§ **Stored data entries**
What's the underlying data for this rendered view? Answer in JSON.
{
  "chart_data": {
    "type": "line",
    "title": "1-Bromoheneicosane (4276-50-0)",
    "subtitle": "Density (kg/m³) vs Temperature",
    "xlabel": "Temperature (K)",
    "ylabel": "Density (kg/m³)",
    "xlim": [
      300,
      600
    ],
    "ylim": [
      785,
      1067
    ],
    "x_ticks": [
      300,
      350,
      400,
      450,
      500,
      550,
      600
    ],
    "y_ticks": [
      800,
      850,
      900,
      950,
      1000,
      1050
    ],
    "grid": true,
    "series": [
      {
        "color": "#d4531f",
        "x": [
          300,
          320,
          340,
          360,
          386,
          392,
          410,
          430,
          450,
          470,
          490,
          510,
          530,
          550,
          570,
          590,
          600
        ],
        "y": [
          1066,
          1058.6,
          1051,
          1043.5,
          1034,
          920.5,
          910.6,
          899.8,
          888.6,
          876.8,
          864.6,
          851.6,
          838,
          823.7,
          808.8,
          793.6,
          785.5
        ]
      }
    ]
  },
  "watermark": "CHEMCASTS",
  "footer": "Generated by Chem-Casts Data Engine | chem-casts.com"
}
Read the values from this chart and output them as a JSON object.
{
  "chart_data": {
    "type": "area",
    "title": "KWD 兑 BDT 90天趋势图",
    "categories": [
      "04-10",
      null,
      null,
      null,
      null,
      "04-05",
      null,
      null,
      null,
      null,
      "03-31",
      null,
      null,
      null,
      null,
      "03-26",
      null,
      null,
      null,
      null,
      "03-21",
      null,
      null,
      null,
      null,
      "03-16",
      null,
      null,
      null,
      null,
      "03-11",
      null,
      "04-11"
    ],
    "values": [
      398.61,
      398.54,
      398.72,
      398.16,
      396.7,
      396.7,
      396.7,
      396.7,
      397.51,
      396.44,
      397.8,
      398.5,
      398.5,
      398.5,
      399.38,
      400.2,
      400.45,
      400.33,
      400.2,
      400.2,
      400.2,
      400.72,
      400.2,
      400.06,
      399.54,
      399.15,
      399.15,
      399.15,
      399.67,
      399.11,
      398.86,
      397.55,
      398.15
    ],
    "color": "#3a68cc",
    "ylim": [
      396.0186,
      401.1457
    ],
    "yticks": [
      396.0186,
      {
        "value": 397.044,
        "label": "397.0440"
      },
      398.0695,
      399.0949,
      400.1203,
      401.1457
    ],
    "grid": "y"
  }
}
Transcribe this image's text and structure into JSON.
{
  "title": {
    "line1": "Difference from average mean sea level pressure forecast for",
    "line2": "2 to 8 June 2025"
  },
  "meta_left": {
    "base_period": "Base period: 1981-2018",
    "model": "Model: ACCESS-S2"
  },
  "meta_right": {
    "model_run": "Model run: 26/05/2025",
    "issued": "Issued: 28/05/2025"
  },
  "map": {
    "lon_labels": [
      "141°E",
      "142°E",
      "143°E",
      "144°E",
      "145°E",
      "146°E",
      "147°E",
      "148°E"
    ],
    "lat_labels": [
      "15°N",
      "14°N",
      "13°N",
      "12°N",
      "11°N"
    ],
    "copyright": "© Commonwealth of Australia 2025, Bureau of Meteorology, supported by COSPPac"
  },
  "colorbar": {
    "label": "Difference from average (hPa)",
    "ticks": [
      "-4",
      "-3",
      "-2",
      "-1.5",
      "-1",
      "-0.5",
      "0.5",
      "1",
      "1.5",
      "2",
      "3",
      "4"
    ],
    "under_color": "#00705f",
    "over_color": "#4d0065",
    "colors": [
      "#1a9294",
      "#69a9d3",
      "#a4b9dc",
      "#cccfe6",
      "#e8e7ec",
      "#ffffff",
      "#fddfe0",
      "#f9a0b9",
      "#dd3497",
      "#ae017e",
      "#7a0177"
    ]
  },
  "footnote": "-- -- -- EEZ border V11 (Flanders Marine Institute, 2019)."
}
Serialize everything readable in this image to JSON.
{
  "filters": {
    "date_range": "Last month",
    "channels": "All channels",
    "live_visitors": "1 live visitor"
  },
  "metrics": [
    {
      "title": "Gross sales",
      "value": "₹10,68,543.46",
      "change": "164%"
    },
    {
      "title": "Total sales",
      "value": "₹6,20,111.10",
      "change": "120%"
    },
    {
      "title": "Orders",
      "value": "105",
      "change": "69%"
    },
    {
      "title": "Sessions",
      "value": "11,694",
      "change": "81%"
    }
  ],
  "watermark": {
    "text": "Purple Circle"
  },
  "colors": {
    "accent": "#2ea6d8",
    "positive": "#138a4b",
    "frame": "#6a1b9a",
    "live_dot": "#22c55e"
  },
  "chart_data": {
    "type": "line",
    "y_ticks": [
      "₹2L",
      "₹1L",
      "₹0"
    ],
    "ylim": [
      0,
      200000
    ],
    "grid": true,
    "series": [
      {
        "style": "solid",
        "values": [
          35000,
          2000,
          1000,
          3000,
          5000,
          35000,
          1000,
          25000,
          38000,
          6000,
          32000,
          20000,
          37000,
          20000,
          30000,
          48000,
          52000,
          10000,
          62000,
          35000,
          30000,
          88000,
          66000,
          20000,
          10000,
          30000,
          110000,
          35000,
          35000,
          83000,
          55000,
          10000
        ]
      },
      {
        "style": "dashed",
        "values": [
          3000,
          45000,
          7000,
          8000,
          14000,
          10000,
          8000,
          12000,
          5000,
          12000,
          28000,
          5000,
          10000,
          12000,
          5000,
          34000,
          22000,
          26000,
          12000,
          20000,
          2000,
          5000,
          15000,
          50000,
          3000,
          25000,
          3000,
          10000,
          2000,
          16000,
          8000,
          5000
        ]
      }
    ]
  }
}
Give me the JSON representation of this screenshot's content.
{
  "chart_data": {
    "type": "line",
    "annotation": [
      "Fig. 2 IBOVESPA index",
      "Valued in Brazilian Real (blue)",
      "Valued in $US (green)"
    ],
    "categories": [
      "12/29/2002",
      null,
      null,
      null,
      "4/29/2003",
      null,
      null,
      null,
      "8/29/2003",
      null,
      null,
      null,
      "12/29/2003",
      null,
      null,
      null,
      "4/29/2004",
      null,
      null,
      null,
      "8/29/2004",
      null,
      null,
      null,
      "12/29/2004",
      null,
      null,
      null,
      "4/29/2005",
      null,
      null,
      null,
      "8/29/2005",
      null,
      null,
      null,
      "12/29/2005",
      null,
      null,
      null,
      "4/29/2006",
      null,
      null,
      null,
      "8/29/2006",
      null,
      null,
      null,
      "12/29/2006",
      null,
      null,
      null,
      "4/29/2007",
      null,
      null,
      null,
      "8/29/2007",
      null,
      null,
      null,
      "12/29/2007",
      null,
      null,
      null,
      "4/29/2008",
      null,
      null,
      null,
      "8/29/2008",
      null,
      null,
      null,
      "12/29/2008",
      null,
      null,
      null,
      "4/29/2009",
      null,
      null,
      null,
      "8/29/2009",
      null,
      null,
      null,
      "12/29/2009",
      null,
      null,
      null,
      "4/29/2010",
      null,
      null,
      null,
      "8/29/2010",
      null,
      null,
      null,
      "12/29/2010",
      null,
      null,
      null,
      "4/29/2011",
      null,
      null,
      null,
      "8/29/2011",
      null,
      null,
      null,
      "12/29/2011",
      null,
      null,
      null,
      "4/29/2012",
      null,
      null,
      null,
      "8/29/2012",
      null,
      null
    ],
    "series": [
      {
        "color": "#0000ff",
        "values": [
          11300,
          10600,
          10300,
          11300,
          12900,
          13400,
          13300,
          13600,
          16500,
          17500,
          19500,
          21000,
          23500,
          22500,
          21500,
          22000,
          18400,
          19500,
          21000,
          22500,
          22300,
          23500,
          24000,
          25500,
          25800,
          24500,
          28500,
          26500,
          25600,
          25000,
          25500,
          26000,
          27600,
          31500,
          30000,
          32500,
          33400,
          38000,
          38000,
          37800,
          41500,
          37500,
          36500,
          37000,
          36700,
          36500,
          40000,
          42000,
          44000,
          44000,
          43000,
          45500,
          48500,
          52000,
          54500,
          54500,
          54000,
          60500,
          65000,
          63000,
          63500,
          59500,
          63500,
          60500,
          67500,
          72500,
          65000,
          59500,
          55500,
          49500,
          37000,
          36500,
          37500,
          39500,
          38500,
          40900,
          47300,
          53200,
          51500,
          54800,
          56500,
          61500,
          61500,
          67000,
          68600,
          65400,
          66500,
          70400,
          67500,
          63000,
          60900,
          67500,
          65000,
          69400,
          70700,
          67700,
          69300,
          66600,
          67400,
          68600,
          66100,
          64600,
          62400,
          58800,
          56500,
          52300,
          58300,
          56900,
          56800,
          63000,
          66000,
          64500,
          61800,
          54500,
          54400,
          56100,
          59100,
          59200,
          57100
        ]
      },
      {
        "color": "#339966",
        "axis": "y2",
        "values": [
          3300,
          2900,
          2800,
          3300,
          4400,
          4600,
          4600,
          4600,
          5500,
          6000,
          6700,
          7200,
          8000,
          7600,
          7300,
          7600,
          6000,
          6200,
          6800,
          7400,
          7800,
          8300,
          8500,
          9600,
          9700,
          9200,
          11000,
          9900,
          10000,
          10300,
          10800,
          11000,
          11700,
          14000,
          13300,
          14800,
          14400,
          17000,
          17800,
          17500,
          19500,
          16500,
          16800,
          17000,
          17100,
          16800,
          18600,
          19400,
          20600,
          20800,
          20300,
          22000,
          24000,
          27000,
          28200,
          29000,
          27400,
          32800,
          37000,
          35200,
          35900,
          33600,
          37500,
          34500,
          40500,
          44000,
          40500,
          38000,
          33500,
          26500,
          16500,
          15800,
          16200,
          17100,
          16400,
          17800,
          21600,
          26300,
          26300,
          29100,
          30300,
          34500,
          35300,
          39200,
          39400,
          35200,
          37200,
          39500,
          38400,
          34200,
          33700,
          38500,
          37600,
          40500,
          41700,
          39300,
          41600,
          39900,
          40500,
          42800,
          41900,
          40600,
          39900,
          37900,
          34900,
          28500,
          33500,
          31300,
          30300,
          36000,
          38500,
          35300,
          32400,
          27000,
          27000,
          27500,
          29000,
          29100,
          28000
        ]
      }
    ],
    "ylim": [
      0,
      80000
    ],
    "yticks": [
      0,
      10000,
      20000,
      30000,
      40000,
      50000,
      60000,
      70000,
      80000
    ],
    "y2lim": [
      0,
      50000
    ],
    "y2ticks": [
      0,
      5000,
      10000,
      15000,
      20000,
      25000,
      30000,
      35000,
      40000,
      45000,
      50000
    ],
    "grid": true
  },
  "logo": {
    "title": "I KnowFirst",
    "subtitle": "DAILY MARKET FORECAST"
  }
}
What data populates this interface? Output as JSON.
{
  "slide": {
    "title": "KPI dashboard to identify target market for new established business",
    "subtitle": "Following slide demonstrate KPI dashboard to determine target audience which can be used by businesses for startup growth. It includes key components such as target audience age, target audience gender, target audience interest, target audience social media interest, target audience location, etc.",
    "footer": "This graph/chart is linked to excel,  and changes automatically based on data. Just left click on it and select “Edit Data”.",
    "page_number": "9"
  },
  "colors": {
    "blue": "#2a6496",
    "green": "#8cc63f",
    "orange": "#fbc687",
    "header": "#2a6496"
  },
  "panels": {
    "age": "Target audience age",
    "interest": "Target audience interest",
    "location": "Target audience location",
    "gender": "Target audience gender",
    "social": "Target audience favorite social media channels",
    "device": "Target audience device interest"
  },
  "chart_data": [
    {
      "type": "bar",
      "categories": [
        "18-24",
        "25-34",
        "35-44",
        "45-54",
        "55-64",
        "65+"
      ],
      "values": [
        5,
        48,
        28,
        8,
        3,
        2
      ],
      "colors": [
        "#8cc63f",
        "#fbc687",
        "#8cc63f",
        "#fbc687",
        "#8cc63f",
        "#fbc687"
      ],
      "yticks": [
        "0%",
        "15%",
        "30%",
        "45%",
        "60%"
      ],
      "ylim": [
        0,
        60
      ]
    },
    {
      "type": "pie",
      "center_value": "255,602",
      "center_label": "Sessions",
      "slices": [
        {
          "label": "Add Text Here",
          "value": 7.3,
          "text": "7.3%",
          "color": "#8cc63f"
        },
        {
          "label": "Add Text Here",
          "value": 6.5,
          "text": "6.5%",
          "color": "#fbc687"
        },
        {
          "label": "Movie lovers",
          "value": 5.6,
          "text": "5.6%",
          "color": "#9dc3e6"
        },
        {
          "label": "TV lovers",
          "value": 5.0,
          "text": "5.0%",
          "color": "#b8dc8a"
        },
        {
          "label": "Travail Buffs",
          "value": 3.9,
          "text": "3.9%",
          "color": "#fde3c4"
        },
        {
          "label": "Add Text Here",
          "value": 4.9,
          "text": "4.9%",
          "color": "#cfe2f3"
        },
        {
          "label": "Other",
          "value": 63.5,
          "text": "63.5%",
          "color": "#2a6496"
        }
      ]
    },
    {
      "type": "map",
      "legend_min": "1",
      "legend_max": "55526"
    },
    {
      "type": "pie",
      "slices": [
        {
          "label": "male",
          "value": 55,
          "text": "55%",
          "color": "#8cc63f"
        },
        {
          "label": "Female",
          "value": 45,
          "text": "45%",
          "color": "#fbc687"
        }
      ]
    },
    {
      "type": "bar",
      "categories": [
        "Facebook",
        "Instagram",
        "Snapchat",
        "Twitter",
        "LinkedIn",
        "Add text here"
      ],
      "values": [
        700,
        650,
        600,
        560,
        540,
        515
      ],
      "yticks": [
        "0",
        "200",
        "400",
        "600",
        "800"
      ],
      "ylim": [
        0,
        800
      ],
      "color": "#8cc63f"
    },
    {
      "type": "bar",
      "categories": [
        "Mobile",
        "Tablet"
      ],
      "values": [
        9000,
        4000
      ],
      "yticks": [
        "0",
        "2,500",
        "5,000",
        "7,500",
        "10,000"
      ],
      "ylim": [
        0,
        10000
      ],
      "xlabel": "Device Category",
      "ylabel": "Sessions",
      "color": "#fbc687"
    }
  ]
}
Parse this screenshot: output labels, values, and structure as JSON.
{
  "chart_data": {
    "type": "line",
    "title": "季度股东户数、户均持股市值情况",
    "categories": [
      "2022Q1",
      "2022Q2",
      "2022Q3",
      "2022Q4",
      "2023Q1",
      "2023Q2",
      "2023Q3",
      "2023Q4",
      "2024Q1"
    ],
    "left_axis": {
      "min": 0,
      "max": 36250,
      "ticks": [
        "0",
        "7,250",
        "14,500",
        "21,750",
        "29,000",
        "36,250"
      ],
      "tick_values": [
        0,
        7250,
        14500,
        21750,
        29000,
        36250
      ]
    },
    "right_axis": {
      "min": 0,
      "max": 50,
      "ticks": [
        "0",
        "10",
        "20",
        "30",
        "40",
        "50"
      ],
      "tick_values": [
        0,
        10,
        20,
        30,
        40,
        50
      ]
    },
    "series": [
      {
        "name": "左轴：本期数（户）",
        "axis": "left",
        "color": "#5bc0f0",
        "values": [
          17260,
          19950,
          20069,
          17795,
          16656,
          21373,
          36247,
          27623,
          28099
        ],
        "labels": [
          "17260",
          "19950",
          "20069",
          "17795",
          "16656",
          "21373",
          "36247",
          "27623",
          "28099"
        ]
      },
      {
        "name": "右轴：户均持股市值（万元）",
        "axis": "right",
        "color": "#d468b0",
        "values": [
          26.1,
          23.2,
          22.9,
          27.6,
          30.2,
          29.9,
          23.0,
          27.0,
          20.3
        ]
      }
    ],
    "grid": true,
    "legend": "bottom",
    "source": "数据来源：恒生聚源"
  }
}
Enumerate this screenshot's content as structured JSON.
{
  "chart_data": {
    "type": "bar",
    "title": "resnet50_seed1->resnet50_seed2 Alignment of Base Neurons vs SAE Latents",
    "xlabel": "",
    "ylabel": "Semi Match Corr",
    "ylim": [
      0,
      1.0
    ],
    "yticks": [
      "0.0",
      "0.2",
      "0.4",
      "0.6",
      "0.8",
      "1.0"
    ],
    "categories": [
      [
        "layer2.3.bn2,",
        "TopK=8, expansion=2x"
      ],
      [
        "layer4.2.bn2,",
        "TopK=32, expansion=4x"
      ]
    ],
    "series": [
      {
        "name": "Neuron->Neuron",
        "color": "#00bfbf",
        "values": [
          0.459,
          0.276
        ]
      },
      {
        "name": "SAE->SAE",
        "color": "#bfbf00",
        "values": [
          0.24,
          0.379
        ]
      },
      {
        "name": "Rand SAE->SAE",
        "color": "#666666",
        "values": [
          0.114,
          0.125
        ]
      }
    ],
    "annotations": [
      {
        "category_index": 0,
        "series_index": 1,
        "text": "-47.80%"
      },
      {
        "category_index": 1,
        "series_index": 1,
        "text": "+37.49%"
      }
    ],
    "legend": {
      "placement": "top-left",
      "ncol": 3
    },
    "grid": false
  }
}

§ **What you should do**
Go through the material and copy out every line with "Density" in it.

§ **The answer**
    "subtitle": "Density (kg/m³) vs Temperature",
    "ylabel": "Density (kg/m³)",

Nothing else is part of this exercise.